* _ROWS_:
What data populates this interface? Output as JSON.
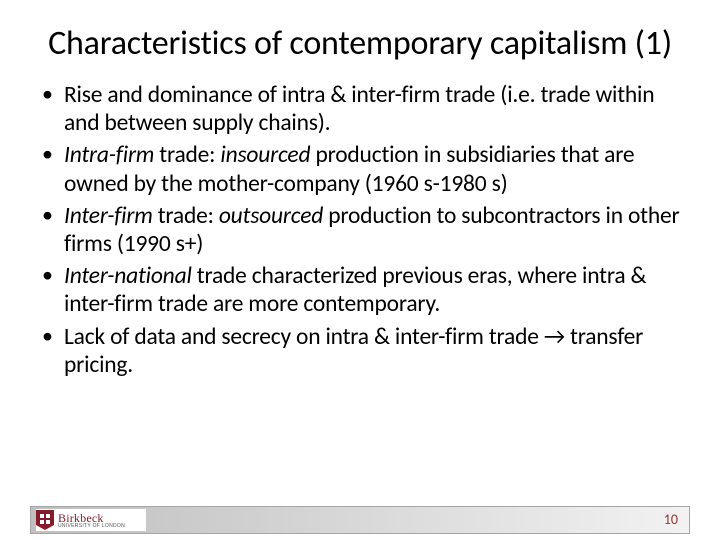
{
  "slide": {
    "title": "Characteristics of contemporary capitalism (1)",
    "title_fontsize": 34,
    "title_color": "#000000",
    "body_fontsize": 23.5,
    "body_color": "#000000",
    "background_color": "#ffffff",
    "bullets": [
      {
        "segments": [
          {
            "text": "Rise and dominance of intra & inter-firm trade (i.e. trade within and between supply chains).",
            "italic": false
          }
        ]
      },
      {
        "segments": [
          {
            "text": "Intra-firm",
            "italic": true
          },
          {
            "text": " trade: ",
            "italic": false
          },
          {
            "text": "insourced",
            "italic": true
          },
          {
            "text": " production in subsidiaries that are owned by the mother-company (1960 s-1980 s)",
            "italic": false
          }
        ]
      },
      {
        "segments": [
          {
            "text": "Inter-firm",
            "italic": true
          },
          {
            "text": " trade: ",
            "italic": false
          },
          {
            "text": "outsourced",
            "italic": true
          },
          {
            "text": " production to subcontractors in other firms (1990 s+)",
            "italic": false
          }
        ]
      },
      {
        "segments": [
          {
            "text": "Inter-national",
            "italic": true
          },
          {
            "text": " trade characterized previous eras, where intra & inter-firm trade are more contemporary.",
            "italic": false
          }
        ]
      },
      {
        "segments": [
          {
            "text": "Lack of data and secrecy on intra & inter-firm trade → transfer pricing.",
            "italic": false
          }
        ]
      }
    ]
  },
  "footer": {
    "logo_main": "Birkbeck",
    "logo_sub": "UNIVERSITY OF LONDON",
    "logo_color": "#851c2b",
    "page_number": "10",
    "page_number_color": "#8b3a2f",
    "bar_border_color": "#a6a6a6",
    "bar_gradient_from": "#bfbfbf",
    "bar_gradient_to": "#f2f2f2"
  }
}
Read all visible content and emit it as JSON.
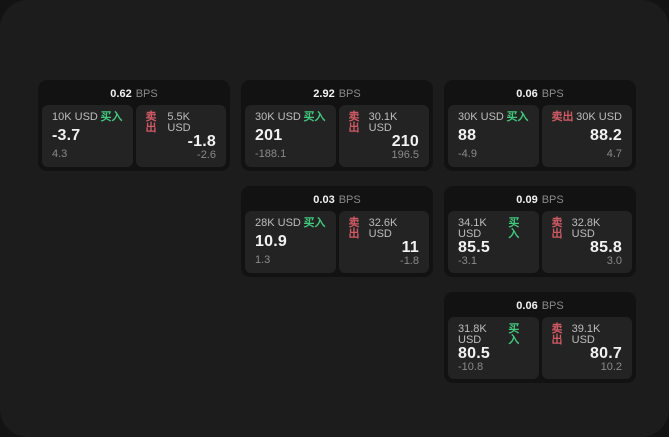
{
  "colors": {
    "page_bg": "#131313",
    "panel_bg": "#1c1c1c",
    "card_bg": "#121212",
    "tile_bg": "#232323",
    "text_primary": "#f2f2f2",
    "text_secondary": "#bdbdbd",
    "text_muted": "#8a8a8a",
    "buy_green": "#41c97d",
    "sell_red": "#d05a64"
  },
  "cards": [
    {
      "bps_value": "0.62",
      "bps_unit": "BPS",
      "buy": {
        "amount": "10K USD",
        "label": "买入",
        "price": "-3.7",
        "delta": "4.3"
      },
      "sell": {
        "label": "卖出",
        "amount": "5.5K USD",
        "price": "-1.8",
        "delta": "-2.6"
      }
    },
    {
      "bps_value": "2.92",
      "bps_unit": "BPS",
      "buy": {
        "amount": "30K USD",
        "label": "买入",
        "price": "201",
        "delta": "-188.1"
      },
      "sell": {
        "label": "卖出",
        "amount": "30.1K USD",
        "price": "210",
        "delta": "196.5"
      }
    },
    {
      "bps_value": "0.06",
      "bps_unit": "BPS",
      "buy": {
        "amount": "30K USD",
        "label": "买入",
        "price": "88",
        "delta": "-4.9"
      },
      "sell": {
        "label": "卖出",
        "amount": "30K USD",
        "price": "88.2",
        "delta": "4.7"
      }
    },
    {
      "bps_value": "0.03",
      "bps_unit": "BPS",
      "buy": {
        "amount": "28K USD",
        "label": "买入",
        "price": "10.9",
        "delta": "1.3"
      },
      "sell": {
        "label": "卖出",
        "amount": "32.6K USD",
        "price": "11",
        "delta": "-1.8"
      }
    },
    {
      "bps_value": "0.09",
      "bps_unit": "BPS",
      "buy": {
        "amount": "34.1K USD",
        "label": "买入",
        "price": "85.5",
        "delta": "-3.1"
      },
      "sell": {
        "label": "卖出",
        "amount": "32.8K USD",
        "price": "85.8",
        "delta": "3.0"
      }
    },
    {
      "bps_value": "0.06",
      "bps_unit": "BPS",
      "buy": {
        "amount": "31.8K USD",
        "label": "买入",
        "price": "80.5",
        "delta": "-10.8"
      },
      "sell": {
        "label": "卖出",
        "amount": "39.1K USD",
        "price": "80.7",
        "delta": "10.2"
      }
    }
  ]
}
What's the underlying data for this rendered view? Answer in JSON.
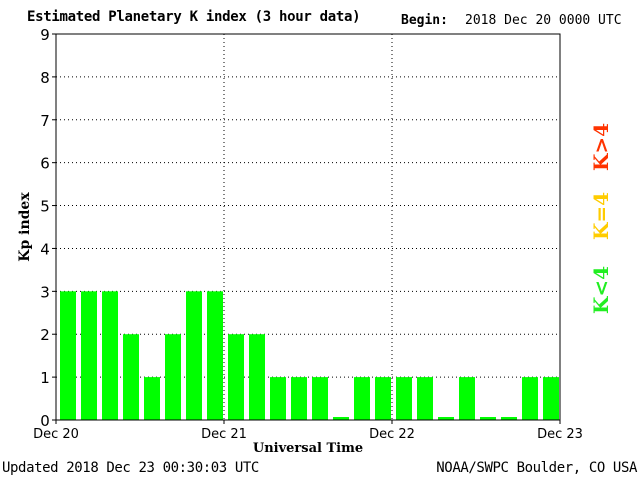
{
  "header": {
    "title": "Estimated Planetary K index (3 hour data)",
    "begin_label": "Begin:",
    "begin_value": "2018 Dec 20 0000 UTC"
  },
  "footer": {
    "updated": "Updated 2018 Dec 23 00:30:03 UTC",
    "credit": "NOAA/SWPC Boulder, CO USA"
  },
  "legend": {
    "items": [
      {
        "label": "K>4",
        "color": "#ff3300"
      },
      {
        "label": "K=4",
        "color": "#ffcc00"
      },
      {
        "label": "K<4",
        "color": "#22ee22"
      }
    ]
  },
  "colors": {
    "bar": "#00ff00",
    "grid": "#000000"
  },
  "chart_data": {
    "type": "bar",
    "title": "Estimated Planetary K index (3 hour data)",
    "xlabel": "Universal Time",
    "ylabel": "Kp index",
    "ylim": [
      0,
      9
    ],
    "yticks": [
      0,
      1,
      2,
      3,
      4,
      5,
      6,
      7,
      8,
      9
    ],
    "xtick_labels": [
      "Dec 20",
      "Dec 21",
      "Dec 22",
      "Dec 23"
    ],
    "interval_hours": 3,
    "grid": true,
    "values": [
      3,
      3,
      3,
      2,
      1,
      2,
      3,
      3,
      2,
      2,
      1,
      1,
      1,
      0.07,
      1,
      1,
      1,
      1,
      0.07,
      1,
      0.07,
      0.07,
      1,
      1
    ]
  }
}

* _BRIEF_: Exclude every picture and copy the remaining data exactly.

* _THE REPLY_:
What data populates this interface? Output as JSON.
{
  "slide": {
    "title": "Characteristics of contemporary capitalism (1)",
    "title_fontsize": 34,
    "title_color": "#000000",
    "body_fontsize": 23.5,
    "body_color": "#000000",
    "background_color": "#ffffff",
    "bullets": [
      {
        "segments": [
          {
            "text": "Rise and dominance of intra & inter-firm trade (i.e. trade within and between supply chains).",
            "italic": false
          }
        ]
      },
      {
        "segments": [
          {
            "text": "Intra-firm",
            "italic": true
          },
          {
            "text": " trade: ",
            "italic": false
          },
          {
            "text": "insourced",
            "italic": true
          },
          {
            "text": " production in subsidiaries that are owned by the mother-company (1960 s-1980 s)",
            "italic": false
          }
        ]
      },
      {
        "segments": [
          {
            "text": "Inter-firm",
            "italic": true
          },
          {
            "text": " trade: ",
            "italic": false
          },
          {
            "text": "outsourced",
            "italic": true
          },
          {
            "text": " production to subcontractors in other firms (1990 s+)",
            "italic": false
          }
        ]
      },
      {
        "segments": [
          {
            "text": "Inter-national",
            "italic": true
          },
          {
            "text": " trade characterized previous eras, where intra & inter-firm trade are more contemporary.",
            "italic": false
          }
        ]
      },
      {
        "segments": [
          {
            "text": "Lack of data and secrecy on intra & inter-firm trade → transfer pricing.",
            "italic": false
          }
        ]
      }
    ]
  },
  "footer": {
    "logo_main": "Birkbeck",
    "logo_sub": "UNIVERSITY OF LONDON",
    "logo_color": "#851c2b",
    "page_number": "10",
    "page_number_color": "#8b3a2f",
    "bar_border_color": "#a6a6a6",
    "bar_gradient_from": "#bfbfbf",
    "bar_gradient_to": "#f2f2f2"
  }
}
Read all visible content and emit it as JSON.
{
  "colors": {
    "page_bg": "#131313",
    "panel_bg": "#1c1c1c",
    "card_bg": "#121212",
    "tile_bg": "#232323",
    "text_primary": "#f2f2f2",
    "text_secondary": "#bdbdbd",
    "text_muted": "#8a8a8a",
    "buy_green": "#41c97d",
    "sell_red": "#d05a64"
  },
  "cards": [
    {
      "bps_value": "0.62",
      "bps_unit": "BPS",
      "buy": {
        "amount": "10K USD",
        "label": "买入",
        "price": "-3.7",
        "delta": "4.3"
      },
      "sell": {
        "label": "卖出",
        "amount": "5.5K USD",
        "price": "-1.8",
        "delta": "-2.6"
      }
    },
    {
      "bps_value": "2.92",
      "bps_unit": "BPS",
      "buy": {
        "amount": "30K USD",
        "label": "买入",
        "price": "201",
        "delta": "-188.1"
      },
      "sell": {
        "label": "卖出",
        "amount": "30.1K USD",
        "price": "210",
        "delta": "196.5"
      }
    },
    {
      "bps_value": "0.06",
      "bps_unit": "BPS",
      "buy": {
        "amount": "30K USD",
        "label": "买入",
        "price": "88",
        "delta": "-4.9"
      },
      "sell": {
        "label": "卖出",
        "amount": "30K USD",
        "price": "88.2",
        "delta": "4.7"
      }
    },
    {
      "bps_value": "0.03",
      "bps_unit": "BPS",
      "buy": {
        "amount": "28K USD",
        "label": "买入",
        "price": "10.9",
        "delta": "1.3"
      },
      "sell": {
        "label": "卖出",
        "amount": "32.6K USD",
        "price": "11",
        "delta": "-1.8"
      }
    },
    {
      "bps_value": "0.09",
      "bps_unit": "BPS",
      "buy": {
        "amount": "34.1K USD",
        "label": "买入",
        "price": "85.5",
        "delta": "-3.1"
      },
      "sell": {
        "label": "卖出",
        "amount": "32.8K USD",
        "price": "85.8",
        "delta": "3.0"
      }
    },
    {
      "bps_value": "0.06",
      "bps_unit": "BPS",
      "buy": {
        "amount": "31.8K USD",
        "label": "买入",
        "price": "80.5",
        "delta": "-10.8"
      },
      "sell": {
        "label": "卖出",
        "amount": "39.1K USD",
        "price": "80.7",
        "delta": "10.2"
      }
    }
  ]
}
What's the underlying data for this rendered view? Answer in JSON.
{
  "header": {
    "title": "Estimated Planetary K index (3 hour data)",
    "begin_label": "Begin:",
    "begin_value": "2018 Dec 20 0000 UTC"
  },
  "footer": {
    "updated": "Updated 2018 Dec 23 00:30:03 UTC",
    "credit": "NOAA/SWPC Boulder, CO USA"
  },
  "legend": {
    "items": [
      {
        "label": "K>4",
        "color": "#ff3300"
      },
      {
        "label": "K=4",
        "color": "#ffcc00"
      },
      {
        "label": "K<4",
        "color": "#22ee22"
      }
    ]
  },
  "colors": {
    "bar": "#00ff00",
    "grid": "#000000"
  },
  "chart_data": {
    "type": "bar",
    "title": "Estimated Planetary K index (3 hour data)",
    "xlabel": "Universal Time",
    "ylabel": "Kp index",
    "ylim": [
      0,
      9
    ],
    "yticks": [
      0,
      1,
      2,
      3,
      4,
      5,
      6,
      7,
      8,
      9
    ],
    "xtick_labels": [
      "Dec 20",
      "Dec 21",
      "Dec 22",
      "Dec 23"
    ],
    "interval_hours": 3,
    "grid": true,
    "values": [
      3,
      3,
      3,
      2,
      1,
      2,
      3,
      3,
      2,
      2,
      1,
      1,
      1,
      0.07,
      1,
      1,
      1,
      1,
      0.07,
      1,
      0.07,
      0.07,
      1,
      1
    ]
  }
}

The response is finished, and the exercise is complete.